Alors « l’Europe peut devenir un corps politique » à condition de la penser comme régime sui generis, cette république fédérative des peuples intégrant les souverainetés sans les détruire ; et de délester la souveraineté de toute substantialité métaphysique. Ce qui peut s’envisager dans une perspective cosmopolitique avec Habermas, Ferry et Cheneval que C. Spector lit et convoque mais elle renonce à ce cheminement pour dire que « la voie d’une république fédérative européenne paraît plus pertinente et plus réaliste que la voie cosmopolitique pure, qui demeure plus conforme à notre idéal de justice » (p. 135). Plus pertinente car l’Europe est un club de démocraties ; plus réaliste car la création d’une telle République exige moins que celle d’une fédération mondiale. La pertinence et le réalisme ne suffisent pas à nos yeux car il faut conserver cet horizon cosmopolitique pour comprendre le sens même du projet européen sans nécessairement recourir à une fédération mondiale. Ce n’est qu’ainsi qu’on pourra sortir de ce que Habermas appelle le « fédéralisme postdémocratique de l’exécutif » (La constitution de l’Europe, p. 76 s.). C. Spector a cependant raison de vouloir convaincre les peuples d’agir en produisant des « biens publics » européens (paix, protection de l’environnement etc.), ce qui permettrait une justification substantielle et non simplement procédurale de la nouvelle fédération européenne. Il s’agit de créer du désir d’Europe !

*Consigne 1*. Reproduisez à l'identique tout ce qui va du début de la liste jusqu'à la ligne contenant « 155, 477, 170] », cette ligne comprise.

*Entrées fournies*.

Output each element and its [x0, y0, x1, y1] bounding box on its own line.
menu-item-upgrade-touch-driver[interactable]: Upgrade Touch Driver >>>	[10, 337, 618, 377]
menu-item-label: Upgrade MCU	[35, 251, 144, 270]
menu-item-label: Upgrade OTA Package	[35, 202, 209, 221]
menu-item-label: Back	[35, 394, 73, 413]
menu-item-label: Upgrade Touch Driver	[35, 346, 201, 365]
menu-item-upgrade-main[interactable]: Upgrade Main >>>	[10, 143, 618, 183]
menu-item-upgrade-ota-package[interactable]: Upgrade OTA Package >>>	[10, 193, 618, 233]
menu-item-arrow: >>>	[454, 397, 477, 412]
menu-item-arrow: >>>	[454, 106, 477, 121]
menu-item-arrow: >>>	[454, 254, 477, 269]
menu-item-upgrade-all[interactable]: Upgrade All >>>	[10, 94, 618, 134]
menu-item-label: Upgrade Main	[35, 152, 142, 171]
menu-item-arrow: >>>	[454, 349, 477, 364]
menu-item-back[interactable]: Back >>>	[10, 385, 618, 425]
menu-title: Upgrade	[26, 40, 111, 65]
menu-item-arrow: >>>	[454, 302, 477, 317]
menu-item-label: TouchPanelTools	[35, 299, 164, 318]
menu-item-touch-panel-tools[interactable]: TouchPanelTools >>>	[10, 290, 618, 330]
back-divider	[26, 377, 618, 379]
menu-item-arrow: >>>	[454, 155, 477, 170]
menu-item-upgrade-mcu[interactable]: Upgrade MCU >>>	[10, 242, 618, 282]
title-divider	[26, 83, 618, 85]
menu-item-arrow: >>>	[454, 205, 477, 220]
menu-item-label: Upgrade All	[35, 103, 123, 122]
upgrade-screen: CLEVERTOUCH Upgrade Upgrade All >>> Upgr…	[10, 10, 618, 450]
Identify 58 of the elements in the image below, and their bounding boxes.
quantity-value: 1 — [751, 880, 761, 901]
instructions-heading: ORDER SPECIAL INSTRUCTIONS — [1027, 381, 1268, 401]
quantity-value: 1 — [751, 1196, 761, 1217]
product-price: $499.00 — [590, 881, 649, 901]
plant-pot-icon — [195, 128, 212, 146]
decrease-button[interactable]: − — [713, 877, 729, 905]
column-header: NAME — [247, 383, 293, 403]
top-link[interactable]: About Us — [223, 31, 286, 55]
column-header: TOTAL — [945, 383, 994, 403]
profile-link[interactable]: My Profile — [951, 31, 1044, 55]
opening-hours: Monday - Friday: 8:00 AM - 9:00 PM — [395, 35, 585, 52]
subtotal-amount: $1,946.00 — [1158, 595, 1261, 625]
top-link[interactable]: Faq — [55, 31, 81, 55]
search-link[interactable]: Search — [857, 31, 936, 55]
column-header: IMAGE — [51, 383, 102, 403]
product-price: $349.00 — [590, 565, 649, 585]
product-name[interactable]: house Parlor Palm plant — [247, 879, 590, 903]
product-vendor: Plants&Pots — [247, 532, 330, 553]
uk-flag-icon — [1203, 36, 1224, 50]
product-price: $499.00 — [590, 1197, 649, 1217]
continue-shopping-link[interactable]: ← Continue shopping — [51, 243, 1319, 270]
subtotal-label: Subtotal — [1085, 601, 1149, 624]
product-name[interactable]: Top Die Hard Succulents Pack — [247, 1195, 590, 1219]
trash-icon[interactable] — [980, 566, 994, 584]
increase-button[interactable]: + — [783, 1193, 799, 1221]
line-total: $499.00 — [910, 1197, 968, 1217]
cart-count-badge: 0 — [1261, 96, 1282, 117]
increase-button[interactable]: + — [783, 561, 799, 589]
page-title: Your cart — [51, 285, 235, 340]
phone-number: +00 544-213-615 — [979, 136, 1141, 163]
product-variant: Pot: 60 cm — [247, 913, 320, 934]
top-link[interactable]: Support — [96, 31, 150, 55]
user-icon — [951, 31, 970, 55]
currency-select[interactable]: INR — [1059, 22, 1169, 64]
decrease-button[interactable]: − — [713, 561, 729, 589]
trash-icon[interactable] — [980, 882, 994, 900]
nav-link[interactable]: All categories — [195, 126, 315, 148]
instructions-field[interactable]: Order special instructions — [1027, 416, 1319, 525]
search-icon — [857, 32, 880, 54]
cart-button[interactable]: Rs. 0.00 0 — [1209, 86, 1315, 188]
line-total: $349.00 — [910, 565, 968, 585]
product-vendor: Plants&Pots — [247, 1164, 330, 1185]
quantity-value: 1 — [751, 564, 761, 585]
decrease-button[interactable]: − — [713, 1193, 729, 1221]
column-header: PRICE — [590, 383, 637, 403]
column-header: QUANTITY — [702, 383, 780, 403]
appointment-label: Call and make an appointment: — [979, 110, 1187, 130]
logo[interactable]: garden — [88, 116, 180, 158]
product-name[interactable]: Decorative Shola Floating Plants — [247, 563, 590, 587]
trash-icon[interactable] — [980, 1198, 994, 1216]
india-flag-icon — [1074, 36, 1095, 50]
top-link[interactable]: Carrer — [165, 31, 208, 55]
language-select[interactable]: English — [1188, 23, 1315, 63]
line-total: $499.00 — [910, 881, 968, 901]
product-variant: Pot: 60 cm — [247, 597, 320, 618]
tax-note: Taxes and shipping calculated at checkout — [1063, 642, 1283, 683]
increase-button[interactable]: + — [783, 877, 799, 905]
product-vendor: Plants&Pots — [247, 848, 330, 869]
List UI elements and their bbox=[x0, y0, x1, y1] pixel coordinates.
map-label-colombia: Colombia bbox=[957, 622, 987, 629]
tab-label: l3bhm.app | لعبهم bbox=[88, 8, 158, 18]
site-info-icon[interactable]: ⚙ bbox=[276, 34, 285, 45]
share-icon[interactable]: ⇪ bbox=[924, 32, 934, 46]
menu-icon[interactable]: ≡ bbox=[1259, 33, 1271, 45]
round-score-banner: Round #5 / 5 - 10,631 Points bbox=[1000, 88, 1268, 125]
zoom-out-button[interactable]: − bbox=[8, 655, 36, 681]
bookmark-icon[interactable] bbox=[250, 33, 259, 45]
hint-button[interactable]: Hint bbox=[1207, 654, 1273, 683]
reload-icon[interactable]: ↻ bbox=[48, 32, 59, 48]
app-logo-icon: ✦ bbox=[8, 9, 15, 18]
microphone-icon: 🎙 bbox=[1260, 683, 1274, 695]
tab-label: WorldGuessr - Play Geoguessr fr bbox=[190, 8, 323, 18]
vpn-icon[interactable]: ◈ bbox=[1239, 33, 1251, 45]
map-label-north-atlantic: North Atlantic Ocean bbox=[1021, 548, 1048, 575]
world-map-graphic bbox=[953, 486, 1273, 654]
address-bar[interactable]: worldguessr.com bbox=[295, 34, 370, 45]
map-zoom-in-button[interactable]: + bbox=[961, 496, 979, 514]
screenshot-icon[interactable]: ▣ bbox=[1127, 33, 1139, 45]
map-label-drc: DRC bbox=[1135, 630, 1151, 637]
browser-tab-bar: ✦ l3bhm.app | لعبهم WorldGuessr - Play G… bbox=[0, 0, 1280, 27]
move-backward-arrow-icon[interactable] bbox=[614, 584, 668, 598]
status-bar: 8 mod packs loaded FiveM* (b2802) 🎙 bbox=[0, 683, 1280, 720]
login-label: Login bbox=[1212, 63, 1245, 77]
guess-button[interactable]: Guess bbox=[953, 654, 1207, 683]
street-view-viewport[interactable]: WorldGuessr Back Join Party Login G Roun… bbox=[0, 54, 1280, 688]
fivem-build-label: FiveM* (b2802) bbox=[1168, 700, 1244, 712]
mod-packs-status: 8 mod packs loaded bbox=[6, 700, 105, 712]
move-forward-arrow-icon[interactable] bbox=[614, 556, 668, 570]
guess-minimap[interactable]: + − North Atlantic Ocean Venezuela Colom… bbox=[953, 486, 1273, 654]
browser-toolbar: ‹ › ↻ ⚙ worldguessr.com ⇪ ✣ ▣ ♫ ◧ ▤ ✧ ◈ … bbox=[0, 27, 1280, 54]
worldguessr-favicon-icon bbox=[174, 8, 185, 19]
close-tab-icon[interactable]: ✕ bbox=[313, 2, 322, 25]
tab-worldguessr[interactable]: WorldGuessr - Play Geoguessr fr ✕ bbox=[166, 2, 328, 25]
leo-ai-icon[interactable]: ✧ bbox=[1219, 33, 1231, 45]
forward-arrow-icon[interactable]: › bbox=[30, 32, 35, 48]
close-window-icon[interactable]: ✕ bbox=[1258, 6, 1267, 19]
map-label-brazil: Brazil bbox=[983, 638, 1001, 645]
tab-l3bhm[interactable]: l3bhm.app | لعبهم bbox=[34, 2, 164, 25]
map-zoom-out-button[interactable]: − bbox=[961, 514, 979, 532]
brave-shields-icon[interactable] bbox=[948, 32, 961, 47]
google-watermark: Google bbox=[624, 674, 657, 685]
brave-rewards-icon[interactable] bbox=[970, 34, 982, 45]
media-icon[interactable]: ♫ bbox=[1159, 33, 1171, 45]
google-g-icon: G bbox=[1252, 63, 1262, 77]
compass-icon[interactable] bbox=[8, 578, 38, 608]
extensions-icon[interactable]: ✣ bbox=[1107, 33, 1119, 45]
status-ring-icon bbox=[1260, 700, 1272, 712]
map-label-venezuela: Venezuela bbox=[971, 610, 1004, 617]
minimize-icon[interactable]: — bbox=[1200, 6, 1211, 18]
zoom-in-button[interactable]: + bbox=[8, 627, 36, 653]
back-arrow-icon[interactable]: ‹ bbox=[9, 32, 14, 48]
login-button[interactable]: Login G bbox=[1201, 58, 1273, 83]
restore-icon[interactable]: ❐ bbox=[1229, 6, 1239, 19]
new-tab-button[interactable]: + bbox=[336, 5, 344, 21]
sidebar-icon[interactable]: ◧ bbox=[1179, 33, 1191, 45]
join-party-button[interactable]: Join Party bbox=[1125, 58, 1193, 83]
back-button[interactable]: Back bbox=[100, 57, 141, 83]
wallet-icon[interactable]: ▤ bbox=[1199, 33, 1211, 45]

*Consigne 2*. D'après le texte sur le projet européen, pourquoi la voie d'une république fédérative européenne est-elle jugée plus réaliste que la voie cosmopolitique ?

*Réponse complète 1*.
Output each element and its [x0, y0, x1, y1] bounding box on its own line.
menu-item-upgrade-touch-driver[interactable]: Upgrade Touch Driver >>>	[10, 337, 618, 377]
menu-item-label: Upgrade MCU	[35, 251, 144, 270]
menu-item-label: Upgrade OTA Package	[35, 202, 209, 221]
menu-item-label: Back	[35, 394, 73, 413]
menu-item-label: Upgrade Touch Driver	[35, 346, 201, 365]
menu-item-upgrade-main[interactable]: Upgrade Main >>>	[10, 143, 618, 183]
menu-item-upgrade-ota-package[interactable]: Upgrade OTA Package >>>	[10, 193, 618, 233]
menu-item-arrow: >>>	[454, 397, 477, 412]
menu-item-arrow: >>>	[454, 106, 477, 121]
menu-item-arrow: >>>	[454, 254, 477, 269]
menu-item-upgrade-all[interactable]: Upgrade All >>>	[10, 94, 618, 134]
menu-item-label: Upgrade Main	[35, 152, 142, 171]
menu-item-arrow: >>>	[454, 349, 477, 364]
menu-item-back[interactable]: Back >>>	[10, 385, 618, 425]
menu-title: Upgrade	[26, 40, 111, 65]
menu-item-arrow: >>>	[454, 302, 477, 317]
menu-item-label: TouchPanelTools	[35, 299, 164, 318]
menu-item-touch-panel-tools[interactable]: TouchPanelTools >>>	[10, 290, 618, 330]
back-divider	[26, 377, 618, 379]
menu-item-arrow: >>>	[454, 155, 477, 170]

*Réponse complète 2*. Parce que la création d'une telle République exige moins que celle d'une fédération mondiale.